→ **WHAT THE TASK ASKS**:
Lay out the lines as a numbered list, from the first line through the line that contains "176, 644, 192]", and leave out any blank lines.

→ **SUPPLIED DATA**:

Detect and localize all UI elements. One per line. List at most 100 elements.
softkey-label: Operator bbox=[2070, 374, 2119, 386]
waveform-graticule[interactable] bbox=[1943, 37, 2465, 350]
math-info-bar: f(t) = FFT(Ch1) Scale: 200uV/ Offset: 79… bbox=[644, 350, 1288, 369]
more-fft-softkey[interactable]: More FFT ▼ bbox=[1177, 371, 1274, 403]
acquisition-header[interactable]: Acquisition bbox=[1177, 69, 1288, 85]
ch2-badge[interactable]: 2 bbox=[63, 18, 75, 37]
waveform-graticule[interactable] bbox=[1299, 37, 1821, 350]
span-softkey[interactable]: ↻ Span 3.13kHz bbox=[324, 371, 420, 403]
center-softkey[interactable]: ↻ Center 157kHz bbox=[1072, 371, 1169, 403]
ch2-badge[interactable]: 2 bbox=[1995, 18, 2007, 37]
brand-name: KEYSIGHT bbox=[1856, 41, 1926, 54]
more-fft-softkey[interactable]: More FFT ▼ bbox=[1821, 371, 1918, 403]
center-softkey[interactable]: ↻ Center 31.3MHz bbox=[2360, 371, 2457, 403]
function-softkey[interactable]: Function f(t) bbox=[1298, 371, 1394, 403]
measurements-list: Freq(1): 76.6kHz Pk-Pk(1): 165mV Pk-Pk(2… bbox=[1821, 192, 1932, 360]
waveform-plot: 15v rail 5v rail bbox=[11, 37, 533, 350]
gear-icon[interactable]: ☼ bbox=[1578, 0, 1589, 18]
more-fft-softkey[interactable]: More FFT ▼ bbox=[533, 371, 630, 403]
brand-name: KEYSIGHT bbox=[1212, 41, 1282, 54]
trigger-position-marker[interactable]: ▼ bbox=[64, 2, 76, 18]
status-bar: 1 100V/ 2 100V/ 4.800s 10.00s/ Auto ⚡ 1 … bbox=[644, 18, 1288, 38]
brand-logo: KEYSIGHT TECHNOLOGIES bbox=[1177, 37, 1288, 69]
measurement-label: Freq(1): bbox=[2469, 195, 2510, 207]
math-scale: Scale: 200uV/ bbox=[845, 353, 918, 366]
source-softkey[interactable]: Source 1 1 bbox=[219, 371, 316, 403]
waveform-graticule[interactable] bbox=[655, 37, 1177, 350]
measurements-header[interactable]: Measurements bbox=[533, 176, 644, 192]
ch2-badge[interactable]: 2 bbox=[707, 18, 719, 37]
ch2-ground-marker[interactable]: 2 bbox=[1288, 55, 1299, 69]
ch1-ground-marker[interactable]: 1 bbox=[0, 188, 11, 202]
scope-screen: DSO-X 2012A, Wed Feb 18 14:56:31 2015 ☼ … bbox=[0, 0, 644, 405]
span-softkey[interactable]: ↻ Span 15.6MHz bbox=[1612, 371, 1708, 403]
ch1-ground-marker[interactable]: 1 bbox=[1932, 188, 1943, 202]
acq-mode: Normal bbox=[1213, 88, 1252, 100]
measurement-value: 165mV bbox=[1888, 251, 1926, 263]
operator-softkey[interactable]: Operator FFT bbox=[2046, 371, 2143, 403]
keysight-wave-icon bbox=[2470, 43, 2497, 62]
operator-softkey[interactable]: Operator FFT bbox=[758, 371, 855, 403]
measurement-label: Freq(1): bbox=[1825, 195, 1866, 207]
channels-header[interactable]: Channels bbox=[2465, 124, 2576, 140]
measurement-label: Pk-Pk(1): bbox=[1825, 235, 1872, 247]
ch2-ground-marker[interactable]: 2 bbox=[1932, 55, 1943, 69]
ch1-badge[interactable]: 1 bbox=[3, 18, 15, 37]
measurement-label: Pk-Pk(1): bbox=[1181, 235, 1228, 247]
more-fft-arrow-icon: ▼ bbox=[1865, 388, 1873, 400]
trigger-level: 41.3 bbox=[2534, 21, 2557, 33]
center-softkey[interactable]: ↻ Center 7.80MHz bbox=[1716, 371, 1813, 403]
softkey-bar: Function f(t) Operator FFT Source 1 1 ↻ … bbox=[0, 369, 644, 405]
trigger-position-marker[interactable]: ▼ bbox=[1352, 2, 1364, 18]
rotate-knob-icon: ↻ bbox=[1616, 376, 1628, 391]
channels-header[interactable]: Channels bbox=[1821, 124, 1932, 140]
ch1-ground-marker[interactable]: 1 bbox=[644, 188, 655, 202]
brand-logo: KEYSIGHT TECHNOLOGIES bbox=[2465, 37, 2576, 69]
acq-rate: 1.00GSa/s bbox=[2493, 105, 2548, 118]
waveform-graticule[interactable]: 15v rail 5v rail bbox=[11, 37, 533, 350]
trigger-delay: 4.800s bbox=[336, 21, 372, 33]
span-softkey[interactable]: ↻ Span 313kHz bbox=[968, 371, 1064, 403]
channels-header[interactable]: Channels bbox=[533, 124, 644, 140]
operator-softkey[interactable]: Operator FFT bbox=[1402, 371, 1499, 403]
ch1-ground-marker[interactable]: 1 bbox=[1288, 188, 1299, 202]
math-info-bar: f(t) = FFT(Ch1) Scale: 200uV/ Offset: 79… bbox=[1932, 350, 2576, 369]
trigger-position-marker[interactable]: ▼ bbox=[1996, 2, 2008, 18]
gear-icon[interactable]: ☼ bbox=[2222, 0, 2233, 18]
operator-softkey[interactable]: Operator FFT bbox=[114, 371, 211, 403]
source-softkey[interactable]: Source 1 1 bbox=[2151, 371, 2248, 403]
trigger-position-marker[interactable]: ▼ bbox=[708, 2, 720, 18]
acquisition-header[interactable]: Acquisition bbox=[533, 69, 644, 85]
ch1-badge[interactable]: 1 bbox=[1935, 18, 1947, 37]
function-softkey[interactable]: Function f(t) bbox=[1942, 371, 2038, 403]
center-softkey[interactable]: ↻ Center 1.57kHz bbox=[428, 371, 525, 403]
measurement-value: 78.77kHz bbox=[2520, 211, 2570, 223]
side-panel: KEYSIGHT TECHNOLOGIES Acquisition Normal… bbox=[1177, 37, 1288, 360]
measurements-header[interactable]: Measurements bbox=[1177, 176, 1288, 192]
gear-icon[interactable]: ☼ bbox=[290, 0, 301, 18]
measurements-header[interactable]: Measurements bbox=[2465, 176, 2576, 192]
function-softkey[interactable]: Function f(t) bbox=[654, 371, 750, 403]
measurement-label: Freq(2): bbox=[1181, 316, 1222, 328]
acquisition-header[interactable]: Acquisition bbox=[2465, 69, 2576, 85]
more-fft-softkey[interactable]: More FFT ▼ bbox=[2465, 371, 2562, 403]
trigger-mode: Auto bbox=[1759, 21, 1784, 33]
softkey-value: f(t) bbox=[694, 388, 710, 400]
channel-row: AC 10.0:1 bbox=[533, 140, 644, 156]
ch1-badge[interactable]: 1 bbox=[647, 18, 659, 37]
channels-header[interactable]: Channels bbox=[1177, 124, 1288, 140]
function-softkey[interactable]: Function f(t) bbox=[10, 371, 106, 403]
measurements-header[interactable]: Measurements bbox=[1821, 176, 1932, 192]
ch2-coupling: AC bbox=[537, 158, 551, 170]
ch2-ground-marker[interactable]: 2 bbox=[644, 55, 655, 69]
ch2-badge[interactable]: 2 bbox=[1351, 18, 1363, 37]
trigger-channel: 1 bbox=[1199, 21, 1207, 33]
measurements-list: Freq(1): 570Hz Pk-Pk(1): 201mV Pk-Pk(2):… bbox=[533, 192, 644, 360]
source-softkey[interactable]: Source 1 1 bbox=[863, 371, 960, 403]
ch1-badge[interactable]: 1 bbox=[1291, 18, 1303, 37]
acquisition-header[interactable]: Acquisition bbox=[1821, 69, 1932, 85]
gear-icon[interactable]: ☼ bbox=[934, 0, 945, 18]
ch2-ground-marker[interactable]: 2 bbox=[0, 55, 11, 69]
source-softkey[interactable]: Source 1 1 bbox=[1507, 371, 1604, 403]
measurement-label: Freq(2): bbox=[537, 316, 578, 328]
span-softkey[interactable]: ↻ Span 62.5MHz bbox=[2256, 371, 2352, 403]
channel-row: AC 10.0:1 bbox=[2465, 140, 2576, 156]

→ **RESULT FOR THIS EXERCISE**:
1. Detect and localize all UI elements. One per line. List at most 100 elements.
2. softkey-label: Operator bbox=[2070, 374, 2119, 386]
3. waveform-graticule[interactable] bbox=[1943, 37, 2465, 350]
4. math-info-bar: f(t) = FFT(Ch1) Scale: 200uV/ Offset: 79… bbox=[644, 350, 1288, 369]
5. more-fft-softkey[interactable]: More FFT ▼ bbox=[1177, 371, 1274, 403]
6. acquisition-header[interactable]: Acquisition bbox=[1177, 69, 1288, 85]
7. ch2-badge[interactable]: 2 bbox=[63, 18, 75, 37]
8. waveform-graticule[interactable] bbox=[1299, 37, 1821, 350]
9. span-softkey[interactable]: ↻ Span 3.13kHz bbox=[324, 371, 420, 403]
10. center-softkey[interactable]: ↻ Center 157kHz bbox=[1072, 371, 1169, 403]
11. ch2-badge[interactable]: 2 bbox=[1995, 18, 2007, 37]
12. brand-name: KEYSIGHT bbox=[1856, 41, 1926, 54]
13. more-fft-softkey[interactable]: More FFT ▼ bbox=[1821, 371, 1918, 403]
14. center-softkey[interactable]: ↻ Center 31.3MHz bbox=[2360, 371, 2457, 403]
15. function-softkey[interactable]: Function f(t) bbox=[1298, 371, 1394, 403]
16. measurements-list: Freq(1): 76.6kHz Pk-Pk(1): 165mV Pk-Pk(2… bbox=[1821, 192, 1932, 360]
17. waveform-plot: 15v rail 5v rail bbox=[11, 37, 533, 350]
18. gear-icon[interactable]: ☼ bbox=[1578, 0, 1589, 18]
19. more-fft-softkey[interactable]: More FFT ▼ bbox=[533, 371, 630, 403]
20. brand-name: KEYSIGHT bbox=[1212, 41, 1282, 54]
21. trigger-position-marker[interactable]: ▼ bbox=[64, 2, 76, 18]
22. status-bar: 1 100V/ 2 100V/ 4.800s 10.00s/ Auto ⚡ 1 … bbox=[644, 18, 1288, 38]
23. brand-logo: KEYSIGHT TECHNOLOGIES bbox=[1177, 37, 1288, 69]
24. measurement-label: Freq(1): bbox=[2469, 195, 2510, 207]
25. math-scale: Scale: 200uV/ bbox=[845, 353, 918, 366]
26. source-softkey[interactable]: Source 1 1 bbox=[219, 371, 316, 403]
27. waveform-graticule[interactable] bbox=[655, 37, 1177, 350]
28. measurements-header[interactable]: Measurements bbox=[533, 176, 644, 192]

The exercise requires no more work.